Dataset records
* * * *

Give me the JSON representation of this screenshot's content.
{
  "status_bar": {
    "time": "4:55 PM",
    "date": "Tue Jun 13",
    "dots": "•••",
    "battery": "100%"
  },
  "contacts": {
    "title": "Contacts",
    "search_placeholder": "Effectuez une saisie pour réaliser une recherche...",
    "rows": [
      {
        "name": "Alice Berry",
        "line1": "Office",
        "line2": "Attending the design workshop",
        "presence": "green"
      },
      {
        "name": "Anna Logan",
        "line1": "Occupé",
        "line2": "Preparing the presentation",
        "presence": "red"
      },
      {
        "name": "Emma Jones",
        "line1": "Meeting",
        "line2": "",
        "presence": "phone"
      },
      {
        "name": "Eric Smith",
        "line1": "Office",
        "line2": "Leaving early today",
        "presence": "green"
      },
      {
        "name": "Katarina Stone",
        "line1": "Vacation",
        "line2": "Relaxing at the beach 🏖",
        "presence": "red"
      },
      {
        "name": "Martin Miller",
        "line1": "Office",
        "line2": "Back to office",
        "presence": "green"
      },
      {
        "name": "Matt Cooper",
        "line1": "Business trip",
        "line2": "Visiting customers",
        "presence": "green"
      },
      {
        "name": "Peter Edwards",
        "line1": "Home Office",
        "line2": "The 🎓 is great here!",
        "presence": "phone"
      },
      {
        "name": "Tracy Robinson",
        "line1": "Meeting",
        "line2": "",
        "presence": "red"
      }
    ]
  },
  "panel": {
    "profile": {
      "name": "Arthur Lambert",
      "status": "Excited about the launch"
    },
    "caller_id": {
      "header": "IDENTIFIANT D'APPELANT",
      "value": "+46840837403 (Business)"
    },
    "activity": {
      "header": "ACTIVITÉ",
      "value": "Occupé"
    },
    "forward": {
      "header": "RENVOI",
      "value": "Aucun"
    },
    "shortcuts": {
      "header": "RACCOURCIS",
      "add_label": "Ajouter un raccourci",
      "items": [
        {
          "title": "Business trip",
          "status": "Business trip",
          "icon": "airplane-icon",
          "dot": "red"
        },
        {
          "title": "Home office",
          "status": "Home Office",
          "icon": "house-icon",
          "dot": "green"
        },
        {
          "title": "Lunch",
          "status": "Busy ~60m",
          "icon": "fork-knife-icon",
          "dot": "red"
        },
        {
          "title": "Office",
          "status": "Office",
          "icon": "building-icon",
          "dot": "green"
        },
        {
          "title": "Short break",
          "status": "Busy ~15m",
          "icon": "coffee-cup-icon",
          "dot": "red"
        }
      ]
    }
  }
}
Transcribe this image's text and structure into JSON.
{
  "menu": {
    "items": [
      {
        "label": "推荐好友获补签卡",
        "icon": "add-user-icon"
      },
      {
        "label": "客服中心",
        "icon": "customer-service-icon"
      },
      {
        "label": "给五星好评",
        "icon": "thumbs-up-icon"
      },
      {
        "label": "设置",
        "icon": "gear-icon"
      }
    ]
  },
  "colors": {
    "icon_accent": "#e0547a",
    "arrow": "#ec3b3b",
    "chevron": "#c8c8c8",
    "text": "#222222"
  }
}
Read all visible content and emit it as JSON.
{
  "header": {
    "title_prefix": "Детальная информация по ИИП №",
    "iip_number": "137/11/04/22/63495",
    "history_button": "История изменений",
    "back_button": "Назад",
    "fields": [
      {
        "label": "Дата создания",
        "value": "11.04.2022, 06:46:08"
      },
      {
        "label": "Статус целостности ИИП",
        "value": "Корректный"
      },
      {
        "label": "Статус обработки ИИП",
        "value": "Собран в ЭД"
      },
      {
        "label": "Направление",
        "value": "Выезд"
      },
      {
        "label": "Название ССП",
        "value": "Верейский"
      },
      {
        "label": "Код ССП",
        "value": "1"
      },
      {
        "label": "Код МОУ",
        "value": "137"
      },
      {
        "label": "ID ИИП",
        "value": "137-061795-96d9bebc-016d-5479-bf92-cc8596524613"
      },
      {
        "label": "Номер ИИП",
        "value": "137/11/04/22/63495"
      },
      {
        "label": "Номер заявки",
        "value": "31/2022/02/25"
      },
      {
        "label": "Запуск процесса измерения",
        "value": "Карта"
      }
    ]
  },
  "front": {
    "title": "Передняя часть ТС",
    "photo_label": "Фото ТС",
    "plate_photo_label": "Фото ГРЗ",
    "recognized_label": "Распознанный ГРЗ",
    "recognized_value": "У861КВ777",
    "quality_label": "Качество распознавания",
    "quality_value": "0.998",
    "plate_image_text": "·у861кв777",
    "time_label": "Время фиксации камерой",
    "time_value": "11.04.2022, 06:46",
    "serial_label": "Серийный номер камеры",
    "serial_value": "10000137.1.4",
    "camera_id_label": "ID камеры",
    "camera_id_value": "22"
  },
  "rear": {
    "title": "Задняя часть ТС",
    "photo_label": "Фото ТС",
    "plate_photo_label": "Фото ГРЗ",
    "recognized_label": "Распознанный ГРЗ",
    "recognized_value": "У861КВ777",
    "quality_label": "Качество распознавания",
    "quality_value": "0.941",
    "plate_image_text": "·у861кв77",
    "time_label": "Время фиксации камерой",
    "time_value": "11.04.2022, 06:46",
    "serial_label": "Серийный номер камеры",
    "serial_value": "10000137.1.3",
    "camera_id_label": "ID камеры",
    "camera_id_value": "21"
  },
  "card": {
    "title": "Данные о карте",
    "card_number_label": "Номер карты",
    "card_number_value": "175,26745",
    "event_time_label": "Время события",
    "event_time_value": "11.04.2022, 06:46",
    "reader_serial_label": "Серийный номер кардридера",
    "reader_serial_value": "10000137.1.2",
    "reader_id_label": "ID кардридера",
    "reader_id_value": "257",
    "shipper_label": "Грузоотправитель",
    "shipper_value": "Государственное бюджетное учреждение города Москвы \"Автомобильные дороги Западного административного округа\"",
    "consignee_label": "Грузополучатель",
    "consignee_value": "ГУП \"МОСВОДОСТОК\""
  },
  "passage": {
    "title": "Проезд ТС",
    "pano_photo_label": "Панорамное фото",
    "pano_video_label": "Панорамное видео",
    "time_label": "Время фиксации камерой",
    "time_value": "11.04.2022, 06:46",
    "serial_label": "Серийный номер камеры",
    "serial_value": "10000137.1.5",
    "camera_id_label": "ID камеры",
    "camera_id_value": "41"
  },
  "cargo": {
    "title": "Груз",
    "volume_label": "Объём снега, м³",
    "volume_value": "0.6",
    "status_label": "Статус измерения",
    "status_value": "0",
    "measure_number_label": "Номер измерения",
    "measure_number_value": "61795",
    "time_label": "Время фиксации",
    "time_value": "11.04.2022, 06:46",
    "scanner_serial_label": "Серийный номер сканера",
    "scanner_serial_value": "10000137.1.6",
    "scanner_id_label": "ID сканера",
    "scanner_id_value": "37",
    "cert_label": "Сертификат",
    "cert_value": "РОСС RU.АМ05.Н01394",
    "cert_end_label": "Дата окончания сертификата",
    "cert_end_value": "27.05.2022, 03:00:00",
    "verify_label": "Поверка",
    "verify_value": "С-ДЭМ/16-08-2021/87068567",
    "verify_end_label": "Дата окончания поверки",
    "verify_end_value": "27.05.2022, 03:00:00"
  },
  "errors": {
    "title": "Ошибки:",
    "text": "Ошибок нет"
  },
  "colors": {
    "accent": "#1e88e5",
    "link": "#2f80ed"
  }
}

* * * *

### What to produce
All of the entries above need to be reproduced exactly.

### Answer to the exercise
Give me the JSON representation of this screenshot's content.
{
  "status_bar": {
    "time": "4:55 PM",
    "date": "Tue Jun 13",
    "dots": "•••",
    "battery": "100%"
  },
  "contacts": {
    "title": "Contacts",
    "search_placeholder": "Effectuez une saisie pour réaliser une recherche...",
    "rows": [
      {
        "name": "Alice Berry",
        "line1": "Office",
        "line2": "Attending the design workshop",
        "presence": "green"
      },
      {
        "name": "Anna Logan",
        "line1": "Occupé",
        "line2": "Preparing the presentation",
        "presence": "red"
      },
      {
        "name": "Emma Jones",
        "line1": "Meeting",
        "line2": "",
        "presence": "phone"
      },
      {
        "name": "Eric Smith",
        "line1": "Office",
        "line2": "Leaving early today",
        "presence": "green"
      },
      {
        "name": "Katarina Stone",
        "line1": "Vacation",
        "line2": "Relaxing at the beach 🏖",
        "presence": "red"
      },
      {
        "name": "Martin Miller",
        "line1": "Office",
        "line2": "Back to office",
        "presence": "green"
      },
      {
        "name": "Matt Cooper",
        "line1": "Business trip",
        "line2": "Visiting customers",
        "presence": "green"
      },
      {
        "name": "Peter Edwards",
        "line1": "Home Office",
        "line2": "The 🎓 is great here!",
        "presence": "phone"
      },
      {
        "name": "Tracy Robinson",
        "line1": "Meeting",
        "line2": "",
        "presence": "red"
      }
    ]
  },
  "panel": {
    "profile": {
      "name": "Arthur Lambert",
      "status": "Excited about the launch"
    },
    "caller_id": {
      "header": "IDENTIFIANT D'APPELANT",
      "value": "+46840837403 (Business)"
    },
    "activity": {
      "header": "ACTIVITÉ",
      "value": "Occupé"
    },
    "forward": {
      "header": "RENVOI",
      "value": "Aucun"
    },
    "shortcuts": {
      "header": "RACCOURCIS",
      "add_label": "Ajouter un raccourci",
      "items": [
        {
          "title": "Business trip",
          "status": "Business trip",
          "icon": "airplane-icon",
          "dot": "red"
        },
        {
          "title": "Home office",
          "status": "Home Office",
          "icon": "house-icon",
          "dot": "green"
        },
        {
          "title": "Lunch",
          "status": "Busy ~60m",
          "icon": "fork-knife-icon",
          "dot": "red"
        },
        {
          "title": "Office",
          "status": "Office",
          "icon": "building-icon",
          "dot": "green"
        },
        {
          "title": "Short break",
          "status": "Busy ~15m",
          "icon": "coffee-cup-icon",
          "dot": "red"
        }
      ]
    }
  }
}
Transcribe this image's text and structure into JSON.
{
  "menu": {
    "items": [
      {
        "label": "推荐好友获补签卡",
        "icon": "add-user-icon"
      },
      {
        "label": "客服中心",
        "icon": "customer-service-icon"
      },
      {
        "label": "给五星好评",
        "icon": "thumbs-up-icon"
      },
      {
        "label": "设置",
        "icon": "gear-icon"
      }
    ]
  },
  "colors": {
    "icon_accent": "#e0547a",
    "arrow": "#ec3b3b",
    "chevron": "#c8c8c8",
    "text": "#222222"
  }
}
Read all visible content and emit it as JSON.
{
  "header": {
    "title_prefix": "Детальная информация по ИИП №",
    "iip_number": "137/11/04/22/63495",
    "history_button": "История изменений",
    "back_button": "Назад",
    "fields": [
      {
        "label": "Дата создания",
        "value": "11.04.2022, 06:46:08"
      },
      {
        "label": "Статус целостности ИИП",
        "value": "Корректный"
      },
      {
        "label": "Статус обработки ИИП",
        "value": "Собран в ЭД"
      },
      {
        "label": "Направление",
        "value": "Выезд"
      },
      {
        "label": "Название ССП",
        "value": "Верейский"
      },
      {
        "label": "Код ССП",
        "value": "1"
      },
      {
        "label": "Код МОУ",
        "value": "137"
      },
      {
        "label": "ID ИИП",
        "value": "137-061795-96d9bebc-016d-5479-bf92-cc8596524613"
      },
      {
        "label": "Номер ИИП",
        "value": "137/11/04/22/63495"
      },
      {
        "label": "Номер заявки",
        "value": "31/2022/02/25"
      },
      {
        "label": "Запуск процесса измерения",
        "value": "Карта"
      }
    ]
  },
  "front": {
    "title": "Передняя часть ТС",
    "photo_label": "Фото ТС",
    "plate_photo_label": "Фото ГРЗ",
    "recognized_label": "Распознанный ГРЗ",
    "recognized_value": "У861КВ777",
    "quality_label": "Качество распознавания",
    "quality_value": "0.998",
    "plate_image_text": "·у861кв777",
    "time_label": "Время фиксации камерой",
    "time_value": "11.04.2022, 06:46",
    "serial_label": "Серийный номер камеры",
    "serial_value": "10000137.1.4",
    "camera_id_label": "ID камеры",
    "camera_id_value": "22"
  },
  "rear": {
    "title": "Задняя часть ТС",
    "photo_label": "Фото ТС",
    "plate_photo_label": "Фото ГРЗ",
    "recognized_label": "Распознанный ГРЗ",
    "recognized_value": "У861КВ777",
    "quality_label": "Качество распознавания",
    "quality_value": "0.941",
    "plate_image_text": "·у861кв77",
    "time_label": "Время фиксации камерой",
    "time_value": "11.04.2022, 06:46",
    "serial_label": "Серийный номер камеры",
    "serial_value": "10000137.1.3",
    "camera_id_label": "ID камеры",
    "camera_id_value": "21"
  },
  "card": {
    "title": "Данные о карте",
    "card_number_label": "Номер карты",
    "card_number_value": "175,26745",
    "event_time_label": "Время события",
    "event_time_value": "11.04.2022, 06:46",
    "reader_serial_label": "Серийный номер кардридера",
    "reader_serial_value": "10000137.1.2",
    "reader_id_label": "ID кардридера",
    "reader_id_value": "257",
    "shipper_label": "Грузоотправитель",
    "shipper_value": "Государственное бюджетное учреждение города Москвы \"Автомобильные дороги Западного административного округа\"",
    "consignee_label": "Грузополучатель",
    "consignee_value": "ГУП \"МОСВОДОСТОК\""
  },
  "passage": {
    "title": "Проезд ТС",
    "pano_photo_label": "Панорамное фото",
    "pano_video_label": "Панорамное видео",
    "time_label": "Время фиксации камерой",
    "time_value": "11.04.2022, 06:46",
    "serial_label": "Серийный номер камеры",
    "serial_value": "10000137.1.5",
    "camera_id_label": "ID камеры",
    "camera_id_value": "41"
  },
  "cargo": {
    "title": "Груз",
    "volume_label": "Объём снега, м³",
    "volume_value": "0.6",
    "status_label": "Статус измерения",
    "status_value": "0",
    "measure_number_label": "Номер измерения",
    "measure_number_value": "61795",
    "time_label": "Время фиксации",
    "time_value": "11.04.2022, 06:46",
    "scanner_serial_label": "Серийный номер сканера",
    "scanner_serial_value": "10000137.1.6",
    "scanner_id_label": "ID сканера",
    "scanner_id_value": "37",
    "cert_label": "Сертификат",
    "cert_value": "РОСС RU.АМ05.Н01394",
    "cert_end_label": "Дата окончания сертификата",
    "cert_end_value": "27.05.2022, 03:00:00",
    "verify_label": "Поверка",
    "verify_value": "С-ДЭМ/16-08-2021/87068567",
    "verify_end_label": "Дата окончания поверки",
    "verify_end_value": "27.05.2022, 03:00:00"
  },
  "errors": {
    "title": "Ошибки:",
    "text": "Ошибок нет"
  },
  "colors": {
    "accent": "#1e88e5",
    "link": "#2f80ed"
  }
}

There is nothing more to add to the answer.